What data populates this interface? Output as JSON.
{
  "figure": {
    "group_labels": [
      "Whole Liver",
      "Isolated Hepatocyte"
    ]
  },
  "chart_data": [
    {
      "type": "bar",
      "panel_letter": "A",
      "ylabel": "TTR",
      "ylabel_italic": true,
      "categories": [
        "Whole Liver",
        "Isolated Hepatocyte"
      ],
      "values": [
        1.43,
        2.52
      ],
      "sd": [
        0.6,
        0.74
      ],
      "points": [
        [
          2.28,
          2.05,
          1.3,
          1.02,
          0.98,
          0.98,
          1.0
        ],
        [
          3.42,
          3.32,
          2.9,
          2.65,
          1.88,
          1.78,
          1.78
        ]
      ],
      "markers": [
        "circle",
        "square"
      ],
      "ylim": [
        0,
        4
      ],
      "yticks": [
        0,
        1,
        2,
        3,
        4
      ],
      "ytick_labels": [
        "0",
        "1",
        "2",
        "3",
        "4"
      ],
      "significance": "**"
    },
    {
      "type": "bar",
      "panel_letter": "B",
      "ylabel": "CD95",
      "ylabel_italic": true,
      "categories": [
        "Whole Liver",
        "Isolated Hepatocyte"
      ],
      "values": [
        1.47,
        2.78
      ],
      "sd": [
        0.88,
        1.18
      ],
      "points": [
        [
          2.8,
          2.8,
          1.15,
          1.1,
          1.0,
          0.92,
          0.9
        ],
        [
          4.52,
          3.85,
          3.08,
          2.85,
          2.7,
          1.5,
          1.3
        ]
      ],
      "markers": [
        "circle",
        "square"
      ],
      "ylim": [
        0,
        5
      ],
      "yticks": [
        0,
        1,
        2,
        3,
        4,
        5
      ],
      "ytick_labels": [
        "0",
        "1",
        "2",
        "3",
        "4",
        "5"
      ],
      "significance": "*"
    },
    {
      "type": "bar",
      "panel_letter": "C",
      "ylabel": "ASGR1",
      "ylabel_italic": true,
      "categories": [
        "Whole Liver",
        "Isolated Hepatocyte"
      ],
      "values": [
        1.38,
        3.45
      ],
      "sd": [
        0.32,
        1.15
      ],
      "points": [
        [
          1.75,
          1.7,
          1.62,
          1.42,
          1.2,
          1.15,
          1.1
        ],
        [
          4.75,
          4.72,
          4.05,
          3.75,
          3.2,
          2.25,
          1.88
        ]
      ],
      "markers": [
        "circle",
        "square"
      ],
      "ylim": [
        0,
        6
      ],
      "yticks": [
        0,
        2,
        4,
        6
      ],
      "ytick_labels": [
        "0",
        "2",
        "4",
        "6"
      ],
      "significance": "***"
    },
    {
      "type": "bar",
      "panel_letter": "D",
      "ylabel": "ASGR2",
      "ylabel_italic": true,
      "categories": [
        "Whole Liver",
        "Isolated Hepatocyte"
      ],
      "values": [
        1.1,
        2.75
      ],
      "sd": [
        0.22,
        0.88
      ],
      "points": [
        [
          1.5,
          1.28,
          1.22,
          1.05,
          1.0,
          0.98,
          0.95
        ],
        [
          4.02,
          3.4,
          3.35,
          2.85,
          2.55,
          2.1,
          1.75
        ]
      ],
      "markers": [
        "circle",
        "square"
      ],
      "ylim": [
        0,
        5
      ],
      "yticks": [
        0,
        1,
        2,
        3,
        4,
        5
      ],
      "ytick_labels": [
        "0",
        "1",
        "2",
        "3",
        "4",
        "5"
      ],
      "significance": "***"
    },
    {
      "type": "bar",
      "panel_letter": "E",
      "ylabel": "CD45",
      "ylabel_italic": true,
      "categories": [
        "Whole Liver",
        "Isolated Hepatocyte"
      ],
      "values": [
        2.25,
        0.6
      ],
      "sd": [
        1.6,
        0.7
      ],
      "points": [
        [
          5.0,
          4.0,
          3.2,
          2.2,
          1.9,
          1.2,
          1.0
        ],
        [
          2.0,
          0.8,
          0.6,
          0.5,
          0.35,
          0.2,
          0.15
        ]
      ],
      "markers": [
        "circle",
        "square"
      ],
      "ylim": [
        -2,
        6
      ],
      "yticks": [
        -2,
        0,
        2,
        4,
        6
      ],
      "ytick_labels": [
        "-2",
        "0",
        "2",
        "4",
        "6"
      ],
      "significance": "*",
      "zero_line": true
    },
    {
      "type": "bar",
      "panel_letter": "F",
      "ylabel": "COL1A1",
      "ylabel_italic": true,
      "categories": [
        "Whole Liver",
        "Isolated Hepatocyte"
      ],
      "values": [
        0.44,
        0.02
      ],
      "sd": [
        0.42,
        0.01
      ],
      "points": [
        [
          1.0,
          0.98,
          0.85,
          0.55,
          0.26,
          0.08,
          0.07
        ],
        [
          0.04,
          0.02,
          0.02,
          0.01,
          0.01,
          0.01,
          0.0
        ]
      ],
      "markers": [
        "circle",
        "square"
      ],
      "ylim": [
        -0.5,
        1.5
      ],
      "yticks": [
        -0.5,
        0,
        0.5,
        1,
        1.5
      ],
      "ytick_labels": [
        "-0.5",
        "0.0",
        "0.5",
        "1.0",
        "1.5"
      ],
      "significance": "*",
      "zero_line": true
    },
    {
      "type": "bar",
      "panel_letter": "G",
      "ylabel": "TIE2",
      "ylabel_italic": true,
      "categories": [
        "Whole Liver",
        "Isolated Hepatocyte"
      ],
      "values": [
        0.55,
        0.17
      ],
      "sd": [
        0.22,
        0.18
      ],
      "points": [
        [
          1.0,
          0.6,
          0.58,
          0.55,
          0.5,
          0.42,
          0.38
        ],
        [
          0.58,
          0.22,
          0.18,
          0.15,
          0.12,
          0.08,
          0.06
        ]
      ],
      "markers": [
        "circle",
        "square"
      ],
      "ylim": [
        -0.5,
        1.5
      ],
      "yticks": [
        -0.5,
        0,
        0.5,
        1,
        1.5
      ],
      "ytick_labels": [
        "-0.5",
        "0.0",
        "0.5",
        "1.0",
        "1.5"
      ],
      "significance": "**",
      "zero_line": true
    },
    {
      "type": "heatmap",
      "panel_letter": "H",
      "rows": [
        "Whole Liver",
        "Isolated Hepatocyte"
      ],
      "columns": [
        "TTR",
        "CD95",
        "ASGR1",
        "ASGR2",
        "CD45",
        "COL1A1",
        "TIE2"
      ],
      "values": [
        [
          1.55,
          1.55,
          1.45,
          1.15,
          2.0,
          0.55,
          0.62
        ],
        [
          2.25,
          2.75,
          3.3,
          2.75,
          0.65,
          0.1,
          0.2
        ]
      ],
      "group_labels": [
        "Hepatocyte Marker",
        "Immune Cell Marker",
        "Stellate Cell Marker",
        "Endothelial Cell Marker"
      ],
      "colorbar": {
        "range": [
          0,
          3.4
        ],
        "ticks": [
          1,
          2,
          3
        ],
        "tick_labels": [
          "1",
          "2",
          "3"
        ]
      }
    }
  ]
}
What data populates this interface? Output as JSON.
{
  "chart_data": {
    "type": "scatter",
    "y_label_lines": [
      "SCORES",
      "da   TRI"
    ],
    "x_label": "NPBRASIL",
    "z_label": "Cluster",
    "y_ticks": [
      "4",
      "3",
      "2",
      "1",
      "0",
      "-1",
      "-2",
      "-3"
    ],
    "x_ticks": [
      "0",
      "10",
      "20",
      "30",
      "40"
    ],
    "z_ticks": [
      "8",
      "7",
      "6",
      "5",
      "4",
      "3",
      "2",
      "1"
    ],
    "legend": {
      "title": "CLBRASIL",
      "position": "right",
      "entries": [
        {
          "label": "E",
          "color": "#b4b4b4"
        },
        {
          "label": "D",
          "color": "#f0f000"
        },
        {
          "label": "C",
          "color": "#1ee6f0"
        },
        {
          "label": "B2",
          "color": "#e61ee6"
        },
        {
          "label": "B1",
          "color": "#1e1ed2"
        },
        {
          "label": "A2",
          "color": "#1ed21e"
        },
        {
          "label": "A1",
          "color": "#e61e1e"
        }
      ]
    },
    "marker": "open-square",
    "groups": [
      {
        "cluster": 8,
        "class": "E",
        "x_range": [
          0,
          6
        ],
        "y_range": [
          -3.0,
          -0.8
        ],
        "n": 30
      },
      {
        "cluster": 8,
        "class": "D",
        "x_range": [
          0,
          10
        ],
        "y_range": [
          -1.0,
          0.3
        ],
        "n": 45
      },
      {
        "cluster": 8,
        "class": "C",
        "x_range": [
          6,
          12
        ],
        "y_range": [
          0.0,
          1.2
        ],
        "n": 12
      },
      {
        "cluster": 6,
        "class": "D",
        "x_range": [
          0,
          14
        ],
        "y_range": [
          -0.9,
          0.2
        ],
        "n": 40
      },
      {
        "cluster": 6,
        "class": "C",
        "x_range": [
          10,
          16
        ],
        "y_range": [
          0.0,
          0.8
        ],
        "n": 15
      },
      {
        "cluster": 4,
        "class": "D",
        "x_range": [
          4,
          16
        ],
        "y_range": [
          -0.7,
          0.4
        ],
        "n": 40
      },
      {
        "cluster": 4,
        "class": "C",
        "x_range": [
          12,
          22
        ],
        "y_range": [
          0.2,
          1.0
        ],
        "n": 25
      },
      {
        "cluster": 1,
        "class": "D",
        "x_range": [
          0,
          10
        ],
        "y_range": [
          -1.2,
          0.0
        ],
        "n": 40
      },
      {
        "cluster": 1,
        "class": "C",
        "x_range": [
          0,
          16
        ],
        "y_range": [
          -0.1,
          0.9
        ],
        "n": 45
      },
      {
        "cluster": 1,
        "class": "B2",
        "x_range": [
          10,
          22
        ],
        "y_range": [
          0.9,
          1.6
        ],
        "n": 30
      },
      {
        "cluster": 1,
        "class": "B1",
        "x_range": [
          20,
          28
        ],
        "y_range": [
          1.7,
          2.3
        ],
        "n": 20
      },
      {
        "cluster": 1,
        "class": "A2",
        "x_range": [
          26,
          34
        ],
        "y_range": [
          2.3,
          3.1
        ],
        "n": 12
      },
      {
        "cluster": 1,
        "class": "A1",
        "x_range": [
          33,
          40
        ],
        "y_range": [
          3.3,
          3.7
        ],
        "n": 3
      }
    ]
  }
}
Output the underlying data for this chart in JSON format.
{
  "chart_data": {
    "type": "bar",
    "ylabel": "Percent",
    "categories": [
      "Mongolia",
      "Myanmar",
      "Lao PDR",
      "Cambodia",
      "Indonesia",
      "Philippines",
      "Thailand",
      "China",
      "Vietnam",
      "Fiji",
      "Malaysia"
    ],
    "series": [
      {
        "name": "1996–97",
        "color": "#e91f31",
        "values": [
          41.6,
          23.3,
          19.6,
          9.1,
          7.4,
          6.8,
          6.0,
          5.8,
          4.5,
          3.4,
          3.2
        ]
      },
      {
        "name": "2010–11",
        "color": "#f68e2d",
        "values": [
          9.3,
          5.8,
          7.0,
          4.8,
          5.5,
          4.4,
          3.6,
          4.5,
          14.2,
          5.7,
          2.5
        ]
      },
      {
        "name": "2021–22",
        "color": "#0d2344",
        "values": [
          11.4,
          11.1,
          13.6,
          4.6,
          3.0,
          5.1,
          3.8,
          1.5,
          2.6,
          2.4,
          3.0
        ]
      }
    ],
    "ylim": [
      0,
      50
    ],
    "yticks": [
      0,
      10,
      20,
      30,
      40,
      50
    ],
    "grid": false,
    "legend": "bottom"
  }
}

TASK DETAILS:
Reproduce the lines from the one containing "Output the underlying" to the end of the entries, keeping both ends and adding nothing.

TASK SOLUTION:
Output the underlying data for this chart in JSON format.
{
  "chart_data": {
    "type": "bar",
    "ylabel": "Percent",
    "categories": [
      "Mongolia",
      "Myanmar",
      "Lao PDR",
      "Cambodia",
      "Indonesia",
      "Philippines",
      "Thailand",
      "China",
      "Vietnam",
      "Fiji",
      "Malaysia"
    ],
    "series": [
      {
        "name": "1996–97",
        "color": "#e91f31",
        "values": [
          41.6,
          23.3,
          19.6,
          9.1,
          7.4,
          6.8,
          6.0,
          5.8,
          4.5,
          3.4,
          3.2
        ]
      },
      {
        "name": "2010–11",
        "color": "#f68e2d",
        "values": [
          9.3,
          5.8,
          7.0,
          4.8,
          5.5,
          4.4,
          3.6,
          4.5,
          14.2,
          5.7,
          2.5
        ]
      },
      {
        "name": "2021–22",
        "color": "#0d2344",
        "values": [
          11.4,
          11.1,
          13.6,
          4.6,
          3.0,
          5.1,
          3.8,
          1.5,
          2.6,
          2.4,
          3.0
        ]
      }
    ],
    "ylim": [
      0,
      50
    ],
    "yticks": [
      0,
      10,
      20,
      30,
      40,
      50
    ],
    "grid": false,
    "legend": "bottom"
  }
}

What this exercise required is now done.